*WRITTEN TASK:*
Copy every one of the items below line for line, without changing a single character.

[begin RECORDS SHOWN]

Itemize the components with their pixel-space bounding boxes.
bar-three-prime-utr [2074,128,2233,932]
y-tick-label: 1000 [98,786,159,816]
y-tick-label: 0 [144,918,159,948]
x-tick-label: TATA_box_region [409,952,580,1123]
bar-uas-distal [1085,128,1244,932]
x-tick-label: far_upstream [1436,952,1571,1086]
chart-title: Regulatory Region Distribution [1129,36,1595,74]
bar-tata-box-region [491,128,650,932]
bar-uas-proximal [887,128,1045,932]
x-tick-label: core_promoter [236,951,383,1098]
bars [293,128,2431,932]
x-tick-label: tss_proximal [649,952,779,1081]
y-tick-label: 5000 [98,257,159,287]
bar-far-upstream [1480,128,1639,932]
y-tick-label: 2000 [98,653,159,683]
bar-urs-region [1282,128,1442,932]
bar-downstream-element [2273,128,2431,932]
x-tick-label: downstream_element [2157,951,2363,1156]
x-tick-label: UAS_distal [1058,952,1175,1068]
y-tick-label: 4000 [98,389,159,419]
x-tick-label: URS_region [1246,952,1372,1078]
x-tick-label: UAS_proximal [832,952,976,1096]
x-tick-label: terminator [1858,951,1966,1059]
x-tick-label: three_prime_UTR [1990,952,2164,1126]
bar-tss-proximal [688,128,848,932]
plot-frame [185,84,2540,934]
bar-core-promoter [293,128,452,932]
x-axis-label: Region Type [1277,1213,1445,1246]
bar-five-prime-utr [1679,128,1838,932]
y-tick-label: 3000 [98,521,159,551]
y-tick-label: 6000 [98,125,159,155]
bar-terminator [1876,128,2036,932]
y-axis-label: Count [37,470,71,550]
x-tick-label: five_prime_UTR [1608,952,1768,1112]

[end RECORDS SHOWN]

*ANSWER TO THE TASK:*
Itemize the components with their pixel-space bounding boxes.
bar-three-prime-utr [2074,128,2233,932]
y-tick-label: 1000 [98,786,159,816]
y-tick-label: 0 [144,918,159,948]
x-tick-label: TATA_box_region [409,952,580,1123]
bar-uas-distal [1085,128,1244,932]
x-tick-label: far_upstream [1436,952,1571,1086]
chart-title: Regulatory Region Distribution [1129,36,1595,74]
bar-tata-box-region [491,128,650,932]
bar-uas-proximal [887,128,1045,932]
x-tick-label: core_promoter [236,951,383,1098]
bars [293,128,2431,932]
x-tick-label: tss_proximal [649,952,779,1081]
y-tick-label: 5000 [98,257,159,287]
bar-far-upstream [1480,128,1639,932]
y-tick-label: 2000 [98,653,159,683]
bar-urs-region [1282,128,1442,932]
bar-downstream-element [2273,128,2431,932]
x-tick-label: downstream_element [2157,951,2363,1156]
x-tick-label: UAS_distal [1058,952,1175,1068]
y-tick-label: 4000 [98,389,159,419]
x-tick-label: URS_region [1246,952,1372,1078]
x-tick-label: UAS_proximal [832,952,976,1096]
x-tick-label: terminator [1858,951,1966,1059]
x-tick-label: three_prime_UTR [1990,952,2164,1126]
bar-tss-proximal [688,128,848,932]
plot-frame [185,84,2540,934]
bar-core-promoter [293,128,452,932]
x-axis-label: Region Type [1277,1213,1445,1246]
bar-five-prime-utr [1679,128,1838,932]
y-tick-label: 3000 [98,521,159,551]
y-tick-label: 6000 [98,125,159,155]
bar-terminator [1876,128,2036,932]
y-axis-label: Count [37,470,71,550]
x-tick-label: five_prime_UTR [1608,952,1768,1112]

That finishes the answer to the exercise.